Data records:
####################

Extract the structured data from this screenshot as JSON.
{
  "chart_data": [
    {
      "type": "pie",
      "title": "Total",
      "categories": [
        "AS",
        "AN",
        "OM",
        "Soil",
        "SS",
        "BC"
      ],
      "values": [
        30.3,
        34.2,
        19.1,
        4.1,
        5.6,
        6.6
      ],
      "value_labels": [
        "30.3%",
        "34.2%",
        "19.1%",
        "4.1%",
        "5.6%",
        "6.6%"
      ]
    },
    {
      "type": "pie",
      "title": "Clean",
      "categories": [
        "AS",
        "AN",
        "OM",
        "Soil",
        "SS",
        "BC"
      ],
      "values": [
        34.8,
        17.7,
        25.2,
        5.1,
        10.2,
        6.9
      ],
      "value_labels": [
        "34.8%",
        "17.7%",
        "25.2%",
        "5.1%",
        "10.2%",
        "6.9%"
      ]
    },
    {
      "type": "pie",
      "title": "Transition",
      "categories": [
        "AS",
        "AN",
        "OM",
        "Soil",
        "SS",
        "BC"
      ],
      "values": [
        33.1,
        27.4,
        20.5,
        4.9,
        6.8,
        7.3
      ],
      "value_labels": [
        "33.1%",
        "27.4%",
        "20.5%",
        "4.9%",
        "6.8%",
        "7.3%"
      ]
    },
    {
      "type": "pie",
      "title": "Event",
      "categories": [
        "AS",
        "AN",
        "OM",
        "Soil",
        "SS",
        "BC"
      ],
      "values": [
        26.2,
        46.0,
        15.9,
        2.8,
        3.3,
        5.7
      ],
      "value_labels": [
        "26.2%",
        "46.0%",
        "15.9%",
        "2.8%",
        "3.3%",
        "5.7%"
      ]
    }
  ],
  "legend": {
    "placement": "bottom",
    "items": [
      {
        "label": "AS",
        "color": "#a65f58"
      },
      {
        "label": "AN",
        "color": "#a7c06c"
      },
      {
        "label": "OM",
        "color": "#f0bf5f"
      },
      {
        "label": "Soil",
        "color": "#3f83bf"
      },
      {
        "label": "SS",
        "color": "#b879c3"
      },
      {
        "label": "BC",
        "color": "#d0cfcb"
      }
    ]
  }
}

####################

- Set problem -
Write the data back out verbatim.

- Response -
Extract the structured data from this screenshot as JSON.
{
  "chart_data": [
    {
      "type": "pie",
      "title": "Total",
      "categories": [
        "AS",
        "AN",
        "OM",
        "Soil",
        "SS",
        "BC"
      ],
      "values": [
        30.3,
        34.2,
        19.1,
        4.1,
        5.6,
        6.6
      ],
      "value_labels": [
        "30.3%",
        "34.2%",
        "19.1%",
        "4.1%",
        "5.6%",
        "6.6%"
      ]
    },
    {
      "type": "pie",
      "title": "Clean",
      "categories": [
        "AS",
        "AN",
        "OM",
        "Soil",
        "SS",
        "BC"
      ],
      "values": [
        34.8,
        17.7,
        25.2,
        5.1,
        10.2,
        6.9
      ],
      "value_labels": [
        "34.8%",
        "17.7%",
        "25.2%",
        "5.1%",
        "10.2%",
        "6.9%"
      ]
    },
    {
      "type": "pie",
      "title": "Transition",
      "categories": [
        "AS",
        "AN",
        "OM",
        "Soil",
        "SS",
        "BC"
      ],
      "values": [
        33.1,
        27.4,
        20.5,
        4.9,
        6.8,
        7.3
      ],
      "value_labels": [
        "33.1%",
        "27.4%",
        "20.5%",
        "4.9%",
        "6.8%",
        "7.3%"
      ]
    },
    {
      "type": "pie",
      "title": "Event",
      "categories": [
        "AS",
        "AN",
        "OM",
        "Soil",
        "SS",
        "BC"
      ],
      "values": [
        26.2,
        46.0,
        15.9,
        2.8,
        3.3,
        5.7
      ],
      "value_labels": [
        "26.2%",
        "46.0%",
        "15.9%",
        "2.8%",
        "3.3%",
        "5.7%"
      ]
    }
  ],
  "legend": {
    "placement": "bottom",
    "items": [
      {
        "label": "AS",
        "color": "#a65f58"
      },
      {
        "label": "AN",
        "color": "#a7c06c"
      },
      {
        "label": "OM",
        "color": "#f0bf5f"
      },
      {
        "label": "Soil",
        "color": "#3f83bf"
      },
      {
        "label": "SS",
        "color": "#b879c3"
      },
      {
        "label": "BC",
        "color": "#d0cfcb"
      }
    ]
  }
}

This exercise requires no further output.